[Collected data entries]
──────

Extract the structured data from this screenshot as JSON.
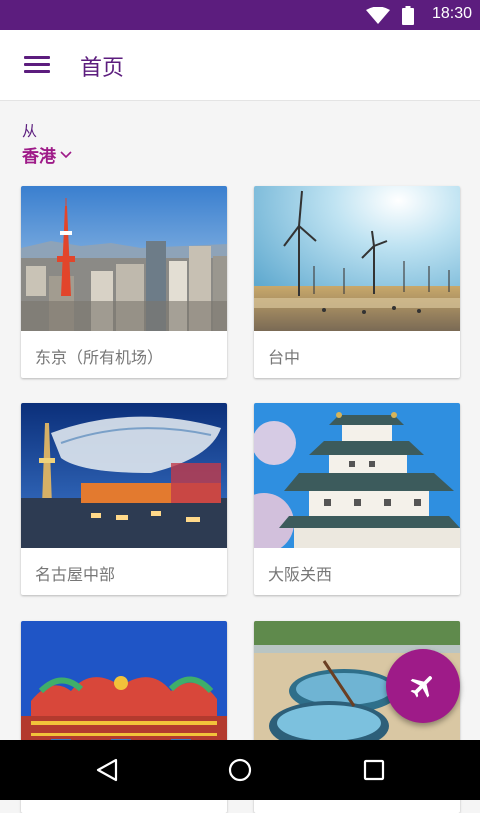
{
  "status_bar": {
    "time": "18:30"
  },
  "toolbar": {
    "title": "首页",
    "menu_icon": "hamburger-menu-icon"
  },
  "origin": {
    "label": "从",
    "value": "香港"
  },
  "destinations": [
    {
      "name": "东京（所有机场）",
      "image": "tokyo-skyline-photo"
    },
    {
      "name": "台中",
      "image": "wind-turbines-beach-photo"
    },
    {
      "name": "名古屋中部",
      "image": "nagoya-tower-photo"
    },
    {
      "name": "大阪关西",
      "image": "osaka-castle-photo"
    },
    {
      "name": "",
      "image": "temple-roof-dragons-photo"
    },
    {
      "name": "",
      "image": "basket-boats-beach-photo"
    }
  ],
  "fab": {
    "icon": "airplane-icon"
  },
  "colors": {
    "primary": "#5c1d7e",
    "accent": "#9e1b88"
  }
}
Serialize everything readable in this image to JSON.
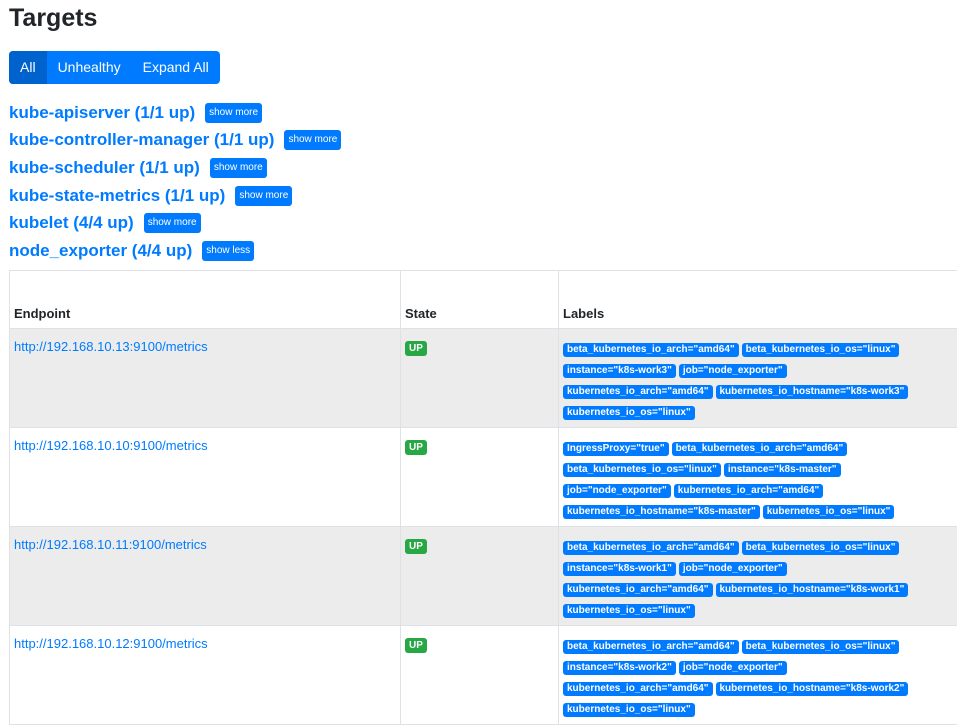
{
  "page": {
    "title": "Targets"
  },
  "filters": {
    "all": "All",
    "unhealthy": "Unhealthy",
    "expand_all": "Expand All",
    "active": "All"
  },
  "jobs": [
    {
      "name": "kube-apiserver (1/1 up)",
      "toggle": "show more"
    },
    {
      "name": "kube-controller-manager (1/1 up)",
      "toggle": "show more"
    },
    {
      "name": "kube-scheduler (1/1 up)",
      "toggle": "show more"
    },
    {
      "name": "kube-state-metrics (1/1 up)",
      "toggle": "show more"
    },
    {
      "name": "kubelet (4/4 up)",
      "toggle": "show more"
    },
    {
      "name": "node_exporter (4/4 up)",
      "toggle": "show less"
    }
  ],
  "table": {
    "headers": {
      "endpoint": "Endpoint",
      "state": "State",
      "labels": "Labels"
    },
    "rows": [
      {
        "endpoint": "http://192.168.10.13:9100/metrics",
        "state": "UP",
        "label_lines": [
          [
            "beta_kubernetes_io_arch=\"amd64\"",
            "beta_kubernetes_io_os=\"linux\""
          ],
          [
            "instance=\"k8s-work3\"",
            "job=\"node_exporter\""
          ],
          [
            "kubernetes_io_arch=\"amd64\"",
            "kubernetes_io_hostname=\"k8s-work3\""
          ],
          [
            "kubernetes_io_os=\"linux\""
          ]
        ]
      },
      {
        "endpoint": "http://192.168.10.10:9100/metrics",
        "state": "UP",
        "label_lines": [
          [
            "IngressProxy=\"true\"",
            "beta_kubernetes_io_arch=\"amd64\""
          ],
          [
            "beta_kubernetes_io_os=\"linux\"",
            "instance=\"k8s-master\""
          ],
          [
            "job=\"node_exporter\"",
            "kubernetes_io_arch=\"amd64\""
          ],
          [
            "kubernetes_io_hostname=\"k8s-master\"",
            "kubernetes_io_os=\"linux\""
          ]
        ]
      },
      {
        "endpoint": "http://192.168.10.11:9100/metrics",
        "state": "UP",
        "label_lines": [
          [
            "beta_kubernetes_io_arch=\"amd64\"",
            "beta_kubernetes_io_os=\"linux\""
          ],
          [
            "instance=\"k8s-work1\"",
            "job=\"node_exporter\""
          ],
          [
            "kubernetes_io_arch=\"amd64\"",
            "kubernetes_io_hostname=\"k8s-work1\""
          ],
          [
            "kubernetes_io_os=\"linux\""
          ]
        ]
      },
      {
        "endpoint": "http://192.168.10.12:9100/metrics",
        "state": "UP",
        "label_lines": [
          [
            "beta_kubernetes_io_arch=\"amd64\"",
            "beta_kubernetes_io_os=\"linux\""
          ],
          [
            "instance=\"k8s-work2\"",
            "job=\"node_exporter\""
          ],
          [
            "kubernetes_io_arch=\"amd64\"",
            "kubernetes_io_hostname=\"k8s-work2\""
          ],
          [
            "kubernetes_io_os=\"linux\""
          ]
        ]
      }
    ]
  },
  "colors": {
    "primary": "#007bff",
    "success": "#28a745",
    "row_shade": "#ececec"
  }
}
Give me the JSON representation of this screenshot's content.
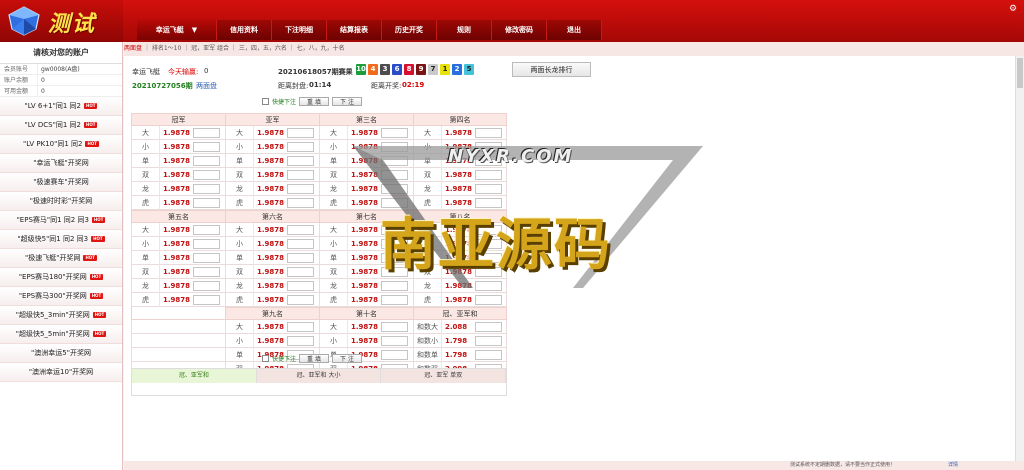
{
  "header": {
    "brand": "测试",
    "nav": [
      {
        "label": "幸运飞艇",
        "dropdown": "▼"
      },
      {
        "label": "信用资料"
      },
      {
        "label": "下注明细"
      },
      {
        "label": "结算报表"
      },
      {
        "label": "历史开奖"
      },
      {
        "label": "规则"
      },
      {
        "label": "修改密码"
      },
      {
        "label": "退出"
      }
    ]
  },
  "sidebar": {
    "title": "请核对您的账户",
    "account_rows": [
      {
        "k": "会员账号",
        "v": "gw0008(A盘)"
      },
      {
        "k": "账户余额",
        "v": "0"
      },
      {
        "k": "可用金额",
        "v": "0"
      }
    ],
    "links": [
      {
        "label": "\"LV 6+1\"同1 同2",
        "hot": "HOT"
      },
      {
        "label": "\"LV DCS\"同1 同2",
        "hot": "HOT"
      },
      {
        "label": "\"LV PK10\"同1 同2",
        "hot": "HOT"
      },
      {
        "label": "\"幸运飞艇\"开奖网",
        "hot": ""
      },
      {
        "label": "\"极速赛车\"开奖网",
        "hot": ""
      },
      {
        "label": "\"极速时时彩\"开奖网",
        "hot": ""
      },
      {
        "label": "\"EPS赛马\"同1 同2 同3",
        "hot": "HOT"
      },
      {
        "label": "\"超级快5\"同1 同2 同3",
        "hot": "HOT"
      },
      {
        "label": "\"极速飞艇\"开奖网",
        "hot": "HOT"
      },
      {
        "label": "\"EPS赛马180\"开奖网",
        "hot": "HOT"
      },
      {
        "label": "\"EPS赛马300\"开奖网",
        "hot": "HOT"
      },
      {
        "label": "\"超级快5_3min\"开奖网",
        "hot": "HOT"
      },
      {
        "label": "\"超级快5_5min\"开奖网",
        "hot": "HOT"
      },
      {
        "label": "\"澳洲幸运5\"开奖网",
        "hot": ""
      },
      {
        "label": "\"澳洲幸运10\"开奖网",
        "hot": ""
      }
    ]
  },
  "crumb": {
    "lead": "两面盘",
    "rest": "｜ 排名1～10 ｜ 冠，亚军 组合 ｜ 三，四，五，六名 ｜ 七，八，九，十名"
  },
  "info": {
    "game": "幸运飞艇",
    "win_label": "今天输赢:",
    "win_value": "0",
    "period": "20210618057期赛果",
    "draw_numbers": [
      "10",
      "4",
      "3",
      "6",
      "8",
      "9",
      "7",
      "1",
      "2",
      "5"
    ],
    "draw_colors": [
      "#1b9e3a",
      "#f26a1b",
      "#4d4d4d",
      "#2b4ec8",
      "#d7102f",
      "#7a1414",
      "#c9c9c9",
      "#e8e20a",
      "#2a6fde",
      "#43c3da"
    ],
    "rank_button": "两面长龙排行",
    "current_period": "20210727056期",
    "market": "两面盘",
    "close_label": "距离封盘:",
    "close_time": "01:14",
    "open_label": "距离开奖:",
    "open_time": "02:19"
  },
  "quickbet": {
    "label": "快捷下注",
    "reset": "重 填",
    "submit": "下 注"
  },
  "grid": {
    "block1_titles": [
      "冠军",
      "亚军",
      "第三名",
      "第四名"
    ],
    "block1_labels": [
      "大",
      "小",
      "单",
      "双",
      "龙",
      "虎"
    ],
    "block2_titles": [
      "第五名",
      "第六名",
      "第七名",
      "第八名"
    ],
    "block2_labels": [
      "大",
      "小",
      "单",
      "双",
      "龙",
      "虎"
    ],
    "block3_titles": [
      "",
      "第九名",
      "第十名",
      "冠、亚军和"
    ],
    "block3_labels": [
      "大",
      "小",
      "单",
      "双"
    ],
    "block3_sum_labels": [
      "和数大",
      "和数小",
      "和数单",
      "和数双"
    ],
    "block3_sum_odds": [
      "2.088",
      "1.798",
      "1.798",
      "2.098"
    ],
    "odd": "1.9878"
  },
  "low_tabs": [
    "冠、亚军和",
    "冠、亚军和 大小",
    "冠、亚军 单双"
  ],
  "watermark": {
    "url": "NYXR.COM",
    "text": "南亚源码"
  },
  "footer": {
    "text": "测试系统不定期删数据，请不要当作正式使用！",
    "link": "详情"
  }
}
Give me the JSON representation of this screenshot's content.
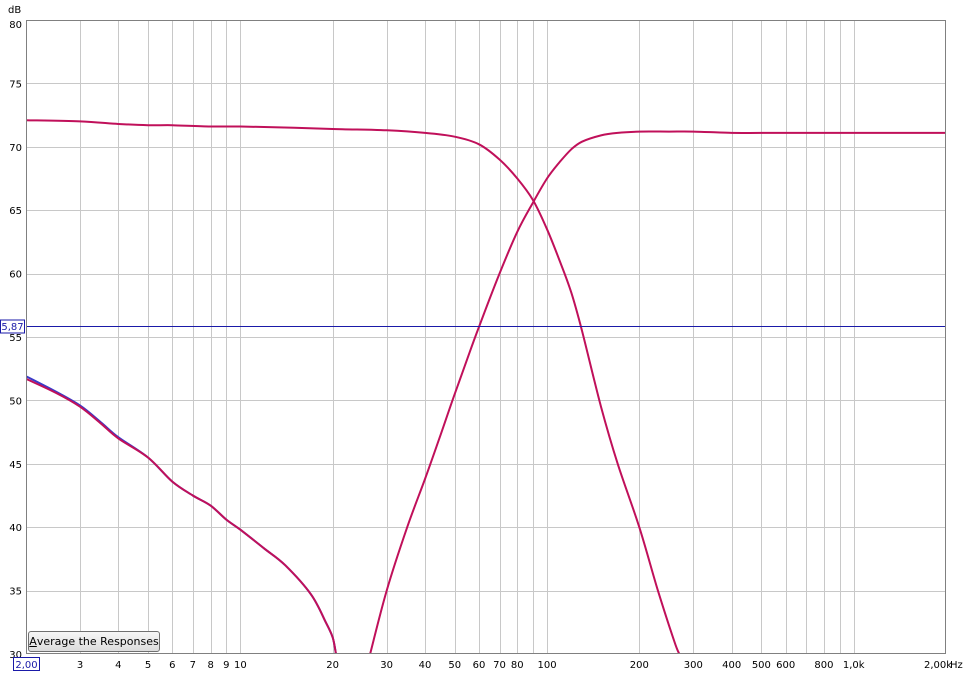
{
  "chart_data": {
    "type": "line",
    "title": "",
    "xlabel": "Hz",
    "ylabel": "dB",
    "xscale": "log",
    "xlim": [
      2,
      2000
    ],
    "ylim": [
      30,
      80
    ],
    "grid": true,
    "x_tick_labels": [
      "2,00",
      "3",
      "4",
      "5",
      "6",
      "7",
      "8",
      "9",
      "10",
      "20",
      "30",
      "40",
      "50",
      "60",
      "70",
      "80",
      "100",
      "200",
      "300",
      "400",
      "500",
      "600",
      "800",
      "1,0k",
      "2,00k"
    ],
    "x_tick_values": [
      2,
      3,
      4,
      5,
      6,
      7,
      8,
      9,
      10,
      20,
      30,
      40,
      50,
      60,
      70,
      80,
      100,
      200,
      300,
      400,
      500,
      600,
      800,
      1000,
      2000
    ],
    "x_unit": "Hz",
    "x_start_label": "2,00",
    "y_tick_labels": [
      "80",
      "75",
      "70",
      "65",
      "60",
      "55",
      "50",
      "45",
      "40",
      "35",
      "30"
    ],
    "y_tick_values": [
      80,
      75,
      70,
      65,
      60,
      55,
      50,
      45,
      40,
      35,
      30
    ],
    "y_unit": "dB",
    "cursor": {
      "value": 55.87,
      "label": "5,87",
      "color": "#1a1aa8"
    },
    "series": [
      {
        "color": "#c0105a",
        "x": [
          2,
          3,
          4,
          5,
          6,
          8,
          10,
          15,
          20,
          30,
          40,
          50,
          60,
          70,
          80,
          90,
          100,
          110,
          120,
          130,
          150,
          170,
          200,
          230,
          260,
          270
        ],
        "y": [
          72.1,
          72.0,
          71.8,
          71.7,
          71.7,
          71.6,
          71.6,
          71.5,
          71.4,
          71.3,
          71.1,
          70.8,
          70.2,
          69.0,
          67.5,
          65.8,
          63.5,
          61.0,
          58.5,
          55.5,
          49.5,
          45.0,
          40.0,
          35.0,
          31.0,
          30.0
        ]
      },
      {
        "color": "#c0105a",
        "x": [
          26.5,
          30,
          35,
          40,
          45,
          50,
          55,
          60,
          70,
          80,
          90,
          100,
          110,
          120,
          130,
          150,
          170,
          200,
          250,
          300,
          400,
          500,
          700,
          1000,
          1500,
          2000
        ],
        "y": [
          30.0,
          35.0,
          40.0,
          43.8,
          47.3,
          50.5,
          53.3,
          55.8,
          60.0,
          63.3,
          65.6,
          67.5,
          68.8,
          69.8,
          70.4,
          70.9,
          71.1,
          71.2,
          71.2,
          71.2,
          71.1,
          71.1,
          71.1,
          71.1,
          71.1,
          71.1
        ]
      },
      {
        "color": "#c0105a",
        "x": [
          2,
          2.5,
          3,
          3.5,
          4,
          5,
          6,
          7,
          8,
          9,
          10,
          12,
          14,
          17,
          19,
          20,
          20.5
        ],
        "y": [
          51.7,
          50.6,
          49.5,
          48.2,
          47.0,
          45.5,
          43.6,
          42.5,
          41.7,
          40.6,
          39.8,
          38.3,
          37.0,
          34.7,
          32.5,
          31.3,
          30.0
        ]
      },
      {
        "color": "#3a3ac8",
        "x": [
          2,
          2.5,
          3,
          3.5,
          4,
          5,
          6,
          7,
          8,
          9,
          10,
          12,
          14,
          17,
          19,
          20,
          20.5
        ],
        "y": [
          51.9,
          50.7,
          49.6,
          48.3,
          47.1,
          45.5,
          43.6,
          42.5,
          41.7,
          40.6,
          39.8,
          38.3,
          37.0,
          34.7,
          32.5,
          31.3,
          30.0
        ]
      }
    ]
  },
  "button": {
    "label_first": "A",
    "label_rest": "verage the Responses"
  }
}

──────

**What to produce**
Filter out all lines lacking the word "endpoint" and copy the rest.

**Result of the task**
      "endpoint": "Endpoint",
        "endpoint": "http://192.168.10.13:9100/metrics",
        "endpoint": "http://192.168.10.10:9100/metrics",
        "endpoint": "http://192.168.10.11:9100/metrics",
        "endpoint": "http://192.168.10.12:9100/metrics",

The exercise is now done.